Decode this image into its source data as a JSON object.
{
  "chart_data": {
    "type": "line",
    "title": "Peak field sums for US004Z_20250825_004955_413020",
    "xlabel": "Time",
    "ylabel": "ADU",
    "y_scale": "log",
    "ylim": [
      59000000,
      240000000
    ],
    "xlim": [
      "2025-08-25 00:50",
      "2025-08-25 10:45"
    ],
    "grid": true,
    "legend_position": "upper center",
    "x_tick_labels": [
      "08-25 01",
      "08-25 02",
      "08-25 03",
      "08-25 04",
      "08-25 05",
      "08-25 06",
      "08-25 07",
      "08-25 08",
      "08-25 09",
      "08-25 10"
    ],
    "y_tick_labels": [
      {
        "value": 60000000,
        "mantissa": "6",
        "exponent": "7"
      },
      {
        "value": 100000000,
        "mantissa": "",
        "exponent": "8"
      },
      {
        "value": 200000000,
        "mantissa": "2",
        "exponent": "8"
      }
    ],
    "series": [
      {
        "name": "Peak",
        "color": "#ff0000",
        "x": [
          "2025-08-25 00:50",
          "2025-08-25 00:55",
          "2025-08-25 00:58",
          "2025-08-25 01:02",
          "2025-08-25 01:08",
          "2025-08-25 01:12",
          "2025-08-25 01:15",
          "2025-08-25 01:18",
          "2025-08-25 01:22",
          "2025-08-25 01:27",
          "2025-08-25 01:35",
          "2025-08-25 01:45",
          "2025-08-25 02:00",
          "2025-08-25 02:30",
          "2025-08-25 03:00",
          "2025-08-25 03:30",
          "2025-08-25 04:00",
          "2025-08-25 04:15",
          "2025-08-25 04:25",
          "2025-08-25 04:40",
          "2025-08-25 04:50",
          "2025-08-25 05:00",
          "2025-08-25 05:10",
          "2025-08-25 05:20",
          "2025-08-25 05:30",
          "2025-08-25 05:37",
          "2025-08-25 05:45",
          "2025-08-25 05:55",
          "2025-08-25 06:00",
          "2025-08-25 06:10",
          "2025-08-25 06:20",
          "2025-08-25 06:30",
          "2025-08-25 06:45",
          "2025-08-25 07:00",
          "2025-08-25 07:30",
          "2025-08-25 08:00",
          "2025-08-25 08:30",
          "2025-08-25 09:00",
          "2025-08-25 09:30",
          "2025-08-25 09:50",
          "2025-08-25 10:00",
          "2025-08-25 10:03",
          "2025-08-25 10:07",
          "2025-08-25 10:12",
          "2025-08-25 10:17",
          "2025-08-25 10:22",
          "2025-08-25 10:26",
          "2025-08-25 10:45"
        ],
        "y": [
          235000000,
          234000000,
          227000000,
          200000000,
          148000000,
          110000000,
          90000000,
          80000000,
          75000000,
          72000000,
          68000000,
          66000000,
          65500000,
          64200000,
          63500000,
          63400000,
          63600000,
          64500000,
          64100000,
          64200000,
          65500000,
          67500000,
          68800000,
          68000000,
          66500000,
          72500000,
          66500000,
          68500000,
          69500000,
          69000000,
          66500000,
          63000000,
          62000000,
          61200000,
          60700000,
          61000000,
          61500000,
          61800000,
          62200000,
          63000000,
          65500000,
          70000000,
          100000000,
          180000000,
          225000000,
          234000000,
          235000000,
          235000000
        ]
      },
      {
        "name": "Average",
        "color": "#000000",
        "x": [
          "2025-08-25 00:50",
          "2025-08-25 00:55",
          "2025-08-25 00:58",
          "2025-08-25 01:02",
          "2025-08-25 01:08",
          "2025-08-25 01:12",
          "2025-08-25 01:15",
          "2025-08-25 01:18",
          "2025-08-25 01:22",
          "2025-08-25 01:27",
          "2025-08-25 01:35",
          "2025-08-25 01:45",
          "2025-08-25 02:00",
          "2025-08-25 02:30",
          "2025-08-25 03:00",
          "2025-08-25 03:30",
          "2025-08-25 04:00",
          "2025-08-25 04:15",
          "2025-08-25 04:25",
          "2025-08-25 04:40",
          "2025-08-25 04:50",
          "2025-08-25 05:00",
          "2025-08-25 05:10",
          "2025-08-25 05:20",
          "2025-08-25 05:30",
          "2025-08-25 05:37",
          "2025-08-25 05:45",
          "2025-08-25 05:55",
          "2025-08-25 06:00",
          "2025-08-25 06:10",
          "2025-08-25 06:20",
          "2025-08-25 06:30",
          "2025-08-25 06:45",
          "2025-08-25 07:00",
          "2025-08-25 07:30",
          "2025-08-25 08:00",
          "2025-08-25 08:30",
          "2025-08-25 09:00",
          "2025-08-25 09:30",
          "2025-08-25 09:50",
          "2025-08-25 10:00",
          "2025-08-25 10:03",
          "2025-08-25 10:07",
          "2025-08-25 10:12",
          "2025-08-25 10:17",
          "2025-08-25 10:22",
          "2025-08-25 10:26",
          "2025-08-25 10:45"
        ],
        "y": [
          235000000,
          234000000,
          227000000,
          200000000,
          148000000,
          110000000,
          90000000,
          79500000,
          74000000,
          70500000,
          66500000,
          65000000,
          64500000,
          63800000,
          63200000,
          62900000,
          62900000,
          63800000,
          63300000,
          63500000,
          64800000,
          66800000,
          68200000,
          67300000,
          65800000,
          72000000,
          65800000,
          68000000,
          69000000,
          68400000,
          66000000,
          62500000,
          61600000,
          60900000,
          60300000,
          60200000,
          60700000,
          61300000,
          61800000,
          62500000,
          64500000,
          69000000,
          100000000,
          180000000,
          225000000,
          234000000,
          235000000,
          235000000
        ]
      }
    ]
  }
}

What you have to do =>
Extract the whole listing, character for character.

Exercise result =>
Decode this image into its source data as a JSON object.
{
  "chart_data": {
    "type": "line",
    "title": "Peak field sums for US004Z_20250825_004955_413020",
    "xlabel": "Time",
    "ylabel": "ADU",
    "y_scale": "log",
    "ylim": [
      59000000,
      240000000
    ],
    "xlim": [
      "2025-08-25 00:50",
      "2025-08-25 10:45"
    ],
    "grid": true,
    "legend_position": "upper center",
    "x_tick_labels": [
      "08-25 01",
      "08-25 02",
      "08-25 03",
      "08-25 04",
      "08-25 05",
      "08-25 06",
      "08-25 07",
      "08-25 08",
      "08-25 09",
      "08-25 10"
    ],
    "y_tick_labels": [
      {
        "value": 60000000,
        "mantissa": "6",
        "exponent": "7"
      },
      {
        "value": 100000000,
        "mantissa": "",
        "exponent": "8"
      },
      {
        "value": 200000000,
        "mantissa": "2",
        "exponent": "8"
      }
    ],
    "series": [
      {
        "name": "Peak",
        "color": "#ff0000",
        "x": [
          "2025-08-25 00:50",
          "2025-08-25 00:55",
          "2025-08-25 00:58",
          "2025-08-25 01:02",
          "2025-08-25 01:08",
          "2025-08-25 01:12",
          "2025-08-25 01:15",
          "2025-08-25 01:18",
          "2025-08-25 01:22",
          "2025-08-25 01:27",
          "2025-08-25 01:35",
          "2025-08-25 01:45",
          "2025-08-25 02:00",
          "2025-08-25 02:30",
          "2025-08-25 03:00",
          "2025-08-25 03:30",
          "2025-08-25 04:00",
          "2025-08-25 04:15",
          "2025-08-25 04:25",
          "2025-08-25 04:40",
          "2025-08-25 04:50",
          "2025-08-25 05:00",
          "2025-08-25 05:10",
          "2025-08-25 05:20",
          "2025-08-25 05:30",
          "2025-08-25 05:37",
          "2025-08-25 05:45",
          "2025-08-25 05:55",
          "2025-08-25 06:00",
          "2025-08-25 06:10",
          "2025-08-25 06:20",
          "2025-08-25 06:30",
          "2025-08-25 06:45",
          "2025-08-25 07:00",
          "2025-08-25 07:30",
          "2025-08-25 08:00",
          "2025-08-25 08:30",
          "2025-08-25 09:00",
          "2025-08-25 09:30",
          "2025-08-25 09:50",
          "2025-08-25 10:00",
          "2025-08-25 10:03",
          "2025-08-25 10:07",
          "2025-08-25 10:12",
          "2025-08-25 10:17",
          "2025-08-25 10:22",
          "2025-08-25 10:26",
          "2025-08-25 10:45"
        ],
        "y": [
          235000000,
          234000000,
          227000000,
          200000000,
          148000000,
          110000000,
          90000000,
          80000000,
          75000000,
          72000000,
          68000000,
          66000000,
          65500000,
          64200000,
          63500000,
          63400000,
          63600000,
          64500000,
          64100000,
          64200000,
          65500000,
          67500000,
          68800000,
          68000000,
          66500000,
          72500000,
          66500000,
          68500000,
          69500000,
          69000000,
          66500000,
          63000000,
          62000000,
          61200000,
          60700000,
          61000000,
          61500000,
          61800000,
          62200000,
          63000000,
          65500000,
          70000000,
          100000000,
          180000000,
          225000000,
          234000000,
          235000000,
          235000000
        ]
      },
      {
        "name": "Average",
        "color": "#000000",
        "x": [
          "2025-08-25 00:50",
          "2025-08-25 00:55",
          "2025-08-25 00:58",
          "2025-08-25 01:02",
          "2025-08-25 01:08",
          "2025-08-25 01:12",
          "2025-08-25 01:15",
          "2025-08-25 01:18",
          "2025-08-25 01:22",
          "2025-08-25 01:27",
          "2025-08-25 01:35",
          "2025-08-25 01:45",
          "2025-08-25 02:00",
          "2025-08-25 02:30",
          "2025-08-25 03:00",
          "2025-08-25 03:30",
          "2025-08-25 04:00",
          "2025-08-25 04:15",
          "2025-08-25 04:25",
          "2025-08-25 04:40",
          "2025-08-25 04:50",
          "2025-08-25 05:00",
          "2025-08-25 05:10",
          "2025-08-25 05:20",
          "2025-08-25 05:30",
          "2025-08-25 05:37",
          "2025-08-25 05:45",
          "2025-08-25 05:55",
          "2025-08-25 06:00",
          "2025-08-25 06:10",
          "2025-08-25 06:20",
          "2025-08-25 06:30",
          "2025-08-25 06:45",
          "2025-08-25 07:00",
          "2025-08-25 07:30",
          "2025-08-25 08:00",
          "2025-08-25 08:30",
          "2025-08-25 09:00",
          "2025-08-25 09:30",
          "2025-08-25 09:50",
          "2025-08-25 10:00",
          "2025-08-25 10:03",
          "2025-08-25 10:07",
          "2025-08-25 10:12",
          "2025-08-25 10:17",
          "2025-08-25 10:22",
          "2025-08-25 10:26",
          "2025-08-25 10:45"
        ],
        "y": [
          235000000,
          234000000,
          227000000,
          200000000,
          148000000,
          110000000,
          90000000,
          79500000,
          74000000,
          70500000,
          66500000,
          65000000,
          64500000,
          63800000,
          63200000,
          62900000,
          62900000,
          63800000,
          63300000,
          63500000,
          64800000,
          66800000,
          68200000,
          67300000,
          65800000,
          72000000,
          65800000,
          68000000,
          69000000,
          68400000,
          66000000,
          62500000,
          61600000,
          60900000,
          60300000,
          60200000,
          60700000,
          61300000,
          61800000,
          62500000,
          64500000,
          69000000,
          100000000,
          180000000,
          225000000,
          234000000,
          235000000,
          235000000
        ]
      }
    ]
  }
}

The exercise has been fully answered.